> [TO BE DONE] Each line containing the word "that" should be found and copied.

> [DATA SHOWN]

§ §

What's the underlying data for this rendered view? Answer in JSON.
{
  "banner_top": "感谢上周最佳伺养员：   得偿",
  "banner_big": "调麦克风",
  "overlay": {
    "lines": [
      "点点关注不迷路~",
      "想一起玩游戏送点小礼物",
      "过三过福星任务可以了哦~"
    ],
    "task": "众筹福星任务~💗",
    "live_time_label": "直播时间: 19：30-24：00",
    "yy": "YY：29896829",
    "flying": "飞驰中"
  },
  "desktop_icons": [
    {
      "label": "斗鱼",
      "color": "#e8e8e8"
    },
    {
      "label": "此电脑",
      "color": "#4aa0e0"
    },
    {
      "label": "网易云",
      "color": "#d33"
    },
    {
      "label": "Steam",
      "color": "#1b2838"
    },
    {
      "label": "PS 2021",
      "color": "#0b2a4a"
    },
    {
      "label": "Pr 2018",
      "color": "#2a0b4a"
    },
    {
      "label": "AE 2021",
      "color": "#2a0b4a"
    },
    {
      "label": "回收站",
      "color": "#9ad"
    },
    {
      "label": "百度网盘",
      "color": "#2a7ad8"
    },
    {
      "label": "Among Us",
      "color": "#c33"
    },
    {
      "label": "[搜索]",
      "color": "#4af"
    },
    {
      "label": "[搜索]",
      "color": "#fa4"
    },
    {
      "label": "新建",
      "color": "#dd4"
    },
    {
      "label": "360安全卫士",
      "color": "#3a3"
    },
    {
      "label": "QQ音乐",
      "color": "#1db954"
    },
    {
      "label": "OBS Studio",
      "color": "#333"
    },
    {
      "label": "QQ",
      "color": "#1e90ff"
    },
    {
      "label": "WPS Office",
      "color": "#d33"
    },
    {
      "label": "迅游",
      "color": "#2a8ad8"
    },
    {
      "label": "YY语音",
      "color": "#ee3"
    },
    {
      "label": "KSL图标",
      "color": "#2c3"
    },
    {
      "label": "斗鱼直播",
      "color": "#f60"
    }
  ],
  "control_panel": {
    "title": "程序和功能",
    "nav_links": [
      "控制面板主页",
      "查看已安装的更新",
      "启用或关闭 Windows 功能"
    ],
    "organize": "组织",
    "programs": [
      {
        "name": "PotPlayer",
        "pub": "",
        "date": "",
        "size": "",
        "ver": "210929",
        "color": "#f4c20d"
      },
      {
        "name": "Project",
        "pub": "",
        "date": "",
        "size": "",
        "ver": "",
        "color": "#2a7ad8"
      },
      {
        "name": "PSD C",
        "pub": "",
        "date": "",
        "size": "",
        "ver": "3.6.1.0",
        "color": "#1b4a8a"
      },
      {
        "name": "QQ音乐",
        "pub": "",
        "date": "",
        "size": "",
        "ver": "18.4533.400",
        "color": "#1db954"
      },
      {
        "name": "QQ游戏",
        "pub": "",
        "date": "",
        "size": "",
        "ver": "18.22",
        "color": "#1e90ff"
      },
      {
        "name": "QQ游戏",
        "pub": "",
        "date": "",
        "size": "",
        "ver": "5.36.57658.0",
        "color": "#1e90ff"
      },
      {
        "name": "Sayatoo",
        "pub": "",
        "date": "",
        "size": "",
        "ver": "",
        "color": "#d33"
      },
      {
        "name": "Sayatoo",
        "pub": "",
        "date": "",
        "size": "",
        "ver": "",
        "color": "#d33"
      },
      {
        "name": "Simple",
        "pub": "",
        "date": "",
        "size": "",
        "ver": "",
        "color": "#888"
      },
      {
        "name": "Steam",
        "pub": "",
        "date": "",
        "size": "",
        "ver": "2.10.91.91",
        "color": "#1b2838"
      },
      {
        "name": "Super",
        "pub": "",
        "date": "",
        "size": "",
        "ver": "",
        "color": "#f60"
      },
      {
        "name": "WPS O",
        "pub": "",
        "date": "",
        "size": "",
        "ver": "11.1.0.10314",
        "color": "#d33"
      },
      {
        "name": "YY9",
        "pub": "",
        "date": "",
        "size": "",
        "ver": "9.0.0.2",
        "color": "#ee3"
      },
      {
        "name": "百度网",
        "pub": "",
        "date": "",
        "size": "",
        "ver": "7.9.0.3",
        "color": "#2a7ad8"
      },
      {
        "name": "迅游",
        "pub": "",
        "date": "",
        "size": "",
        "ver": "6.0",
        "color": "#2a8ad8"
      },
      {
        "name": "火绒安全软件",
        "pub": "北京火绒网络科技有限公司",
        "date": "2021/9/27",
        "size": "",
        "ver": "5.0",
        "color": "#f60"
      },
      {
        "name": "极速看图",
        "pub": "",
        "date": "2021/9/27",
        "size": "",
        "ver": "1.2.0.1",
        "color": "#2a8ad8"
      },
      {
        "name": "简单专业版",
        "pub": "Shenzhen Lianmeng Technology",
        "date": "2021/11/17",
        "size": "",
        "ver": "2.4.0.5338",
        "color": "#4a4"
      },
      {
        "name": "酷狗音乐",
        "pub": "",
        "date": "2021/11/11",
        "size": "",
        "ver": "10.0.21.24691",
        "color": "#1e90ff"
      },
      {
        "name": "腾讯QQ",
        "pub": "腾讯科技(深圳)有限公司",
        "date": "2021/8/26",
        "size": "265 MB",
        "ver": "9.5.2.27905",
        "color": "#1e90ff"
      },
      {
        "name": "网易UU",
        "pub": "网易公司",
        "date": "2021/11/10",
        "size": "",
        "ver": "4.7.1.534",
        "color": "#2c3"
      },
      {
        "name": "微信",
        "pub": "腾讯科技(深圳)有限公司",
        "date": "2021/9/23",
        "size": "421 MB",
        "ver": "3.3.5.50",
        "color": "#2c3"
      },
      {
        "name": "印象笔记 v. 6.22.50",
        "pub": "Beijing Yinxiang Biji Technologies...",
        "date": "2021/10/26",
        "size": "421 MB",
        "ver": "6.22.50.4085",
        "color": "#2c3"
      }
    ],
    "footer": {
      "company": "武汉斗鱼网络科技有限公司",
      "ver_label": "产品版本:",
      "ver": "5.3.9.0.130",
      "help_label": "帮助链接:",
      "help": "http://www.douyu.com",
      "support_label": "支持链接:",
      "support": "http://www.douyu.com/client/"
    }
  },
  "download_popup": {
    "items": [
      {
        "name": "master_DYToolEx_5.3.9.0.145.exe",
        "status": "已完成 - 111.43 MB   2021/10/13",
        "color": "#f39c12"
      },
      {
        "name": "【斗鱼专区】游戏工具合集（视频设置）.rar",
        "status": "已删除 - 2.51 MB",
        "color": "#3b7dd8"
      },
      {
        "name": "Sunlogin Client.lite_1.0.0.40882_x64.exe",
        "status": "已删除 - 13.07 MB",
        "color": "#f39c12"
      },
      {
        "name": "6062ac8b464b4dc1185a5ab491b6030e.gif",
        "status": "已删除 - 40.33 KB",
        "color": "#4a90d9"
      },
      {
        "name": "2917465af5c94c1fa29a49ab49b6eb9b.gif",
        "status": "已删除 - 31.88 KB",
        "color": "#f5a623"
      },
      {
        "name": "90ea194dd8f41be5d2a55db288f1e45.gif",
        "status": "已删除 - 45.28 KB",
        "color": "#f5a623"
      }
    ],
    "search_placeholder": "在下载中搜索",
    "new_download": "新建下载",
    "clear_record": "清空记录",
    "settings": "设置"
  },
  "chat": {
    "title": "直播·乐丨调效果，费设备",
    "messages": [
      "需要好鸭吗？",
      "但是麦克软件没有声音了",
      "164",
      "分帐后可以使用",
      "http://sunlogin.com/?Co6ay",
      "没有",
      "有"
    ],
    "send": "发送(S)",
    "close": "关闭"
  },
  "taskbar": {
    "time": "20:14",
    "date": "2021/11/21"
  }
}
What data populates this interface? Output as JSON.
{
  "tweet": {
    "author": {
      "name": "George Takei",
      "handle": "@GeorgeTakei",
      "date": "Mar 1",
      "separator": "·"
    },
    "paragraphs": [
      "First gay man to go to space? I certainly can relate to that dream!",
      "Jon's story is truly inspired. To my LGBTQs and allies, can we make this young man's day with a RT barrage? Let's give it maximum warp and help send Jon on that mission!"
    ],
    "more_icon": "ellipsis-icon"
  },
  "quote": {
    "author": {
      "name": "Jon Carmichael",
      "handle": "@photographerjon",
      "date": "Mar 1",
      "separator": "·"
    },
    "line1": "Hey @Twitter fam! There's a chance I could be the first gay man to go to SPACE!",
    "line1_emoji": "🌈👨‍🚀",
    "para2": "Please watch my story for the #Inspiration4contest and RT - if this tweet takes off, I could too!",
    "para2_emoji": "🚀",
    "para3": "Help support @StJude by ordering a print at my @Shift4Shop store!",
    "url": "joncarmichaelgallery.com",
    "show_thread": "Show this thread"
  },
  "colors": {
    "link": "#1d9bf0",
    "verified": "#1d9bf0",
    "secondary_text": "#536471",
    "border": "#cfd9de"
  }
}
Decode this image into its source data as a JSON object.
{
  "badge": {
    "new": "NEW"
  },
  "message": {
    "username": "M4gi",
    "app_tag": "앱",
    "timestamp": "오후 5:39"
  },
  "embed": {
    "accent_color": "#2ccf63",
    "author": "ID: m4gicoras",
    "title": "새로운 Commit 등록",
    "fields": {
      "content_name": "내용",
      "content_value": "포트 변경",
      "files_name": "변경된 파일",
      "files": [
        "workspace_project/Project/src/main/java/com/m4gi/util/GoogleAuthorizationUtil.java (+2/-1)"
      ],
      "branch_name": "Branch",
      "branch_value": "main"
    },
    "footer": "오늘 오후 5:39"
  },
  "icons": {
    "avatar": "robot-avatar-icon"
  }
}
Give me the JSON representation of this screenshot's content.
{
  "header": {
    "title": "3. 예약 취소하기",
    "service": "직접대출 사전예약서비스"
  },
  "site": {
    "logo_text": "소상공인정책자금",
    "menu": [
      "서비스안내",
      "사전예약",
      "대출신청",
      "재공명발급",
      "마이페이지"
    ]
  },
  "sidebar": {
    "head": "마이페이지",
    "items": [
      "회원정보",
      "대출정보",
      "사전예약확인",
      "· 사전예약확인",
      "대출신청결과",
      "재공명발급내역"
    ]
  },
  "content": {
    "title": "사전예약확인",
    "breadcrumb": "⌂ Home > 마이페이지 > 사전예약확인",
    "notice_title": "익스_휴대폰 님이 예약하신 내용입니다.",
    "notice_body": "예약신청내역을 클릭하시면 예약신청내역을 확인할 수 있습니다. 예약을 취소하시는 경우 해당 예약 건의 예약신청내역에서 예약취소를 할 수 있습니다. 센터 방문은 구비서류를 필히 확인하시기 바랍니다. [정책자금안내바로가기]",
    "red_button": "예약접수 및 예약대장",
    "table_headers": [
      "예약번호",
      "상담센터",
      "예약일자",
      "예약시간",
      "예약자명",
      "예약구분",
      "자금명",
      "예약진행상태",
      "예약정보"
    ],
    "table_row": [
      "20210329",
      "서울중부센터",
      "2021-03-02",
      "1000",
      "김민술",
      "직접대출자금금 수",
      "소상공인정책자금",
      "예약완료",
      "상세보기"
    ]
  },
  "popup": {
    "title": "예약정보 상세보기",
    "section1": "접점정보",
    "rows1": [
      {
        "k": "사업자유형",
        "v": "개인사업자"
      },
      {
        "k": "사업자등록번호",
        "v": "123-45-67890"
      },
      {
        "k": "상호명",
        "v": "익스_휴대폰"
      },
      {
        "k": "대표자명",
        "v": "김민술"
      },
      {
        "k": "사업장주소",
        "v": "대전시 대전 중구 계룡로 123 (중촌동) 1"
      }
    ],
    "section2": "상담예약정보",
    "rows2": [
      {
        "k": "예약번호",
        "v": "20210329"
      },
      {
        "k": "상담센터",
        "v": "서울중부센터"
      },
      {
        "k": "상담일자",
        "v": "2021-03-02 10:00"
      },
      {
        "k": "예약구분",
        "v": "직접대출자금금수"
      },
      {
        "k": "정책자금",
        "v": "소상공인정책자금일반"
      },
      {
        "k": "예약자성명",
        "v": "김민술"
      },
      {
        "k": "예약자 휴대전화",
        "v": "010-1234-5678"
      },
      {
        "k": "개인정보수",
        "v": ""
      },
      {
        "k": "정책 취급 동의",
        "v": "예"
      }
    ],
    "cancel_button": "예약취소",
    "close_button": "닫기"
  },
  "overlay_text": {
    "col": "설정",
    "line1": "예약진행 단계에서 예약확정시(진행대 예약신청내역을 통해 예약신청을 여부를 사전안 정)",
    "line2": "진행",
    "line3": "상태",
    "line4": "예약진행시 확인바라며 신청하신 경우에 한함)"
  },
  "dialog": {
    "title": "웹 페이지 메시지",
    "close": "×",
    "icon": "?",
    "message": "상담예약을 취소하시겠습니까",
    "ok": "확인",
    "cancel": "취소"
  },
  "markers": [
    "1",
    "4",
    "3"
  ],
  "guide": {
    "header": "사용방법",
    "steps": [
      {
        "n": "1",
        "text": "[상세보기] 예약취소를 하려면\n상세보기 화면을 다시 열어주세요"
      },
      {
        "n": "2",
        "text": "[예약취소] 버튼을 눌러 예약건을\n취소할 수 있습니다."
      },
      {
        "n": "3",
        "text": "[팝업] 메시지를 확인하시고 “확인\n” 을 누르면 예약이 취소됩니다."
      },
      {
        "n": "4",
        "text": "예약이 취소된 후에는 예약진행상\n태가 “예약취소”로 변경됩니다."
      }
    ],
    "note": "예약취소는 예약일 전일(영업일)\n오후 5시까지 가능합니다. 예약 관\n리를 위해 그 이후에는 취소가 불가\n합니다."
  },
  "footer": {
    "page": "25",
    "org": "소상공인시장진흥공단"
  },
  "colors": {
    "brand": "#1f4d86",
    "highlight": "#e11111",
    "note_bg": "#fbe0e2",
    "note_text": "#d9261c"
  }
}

§ §

> [ANSWER TO THE TASK]
      "First gay man to go to space? I certainly can relate to that dream!",
      "Jon's story is truly inspired. To my LGBTQs and allies, can we make this young man's day with a RT barrage? Let's give it maximum warp and help send Jon on that mission!"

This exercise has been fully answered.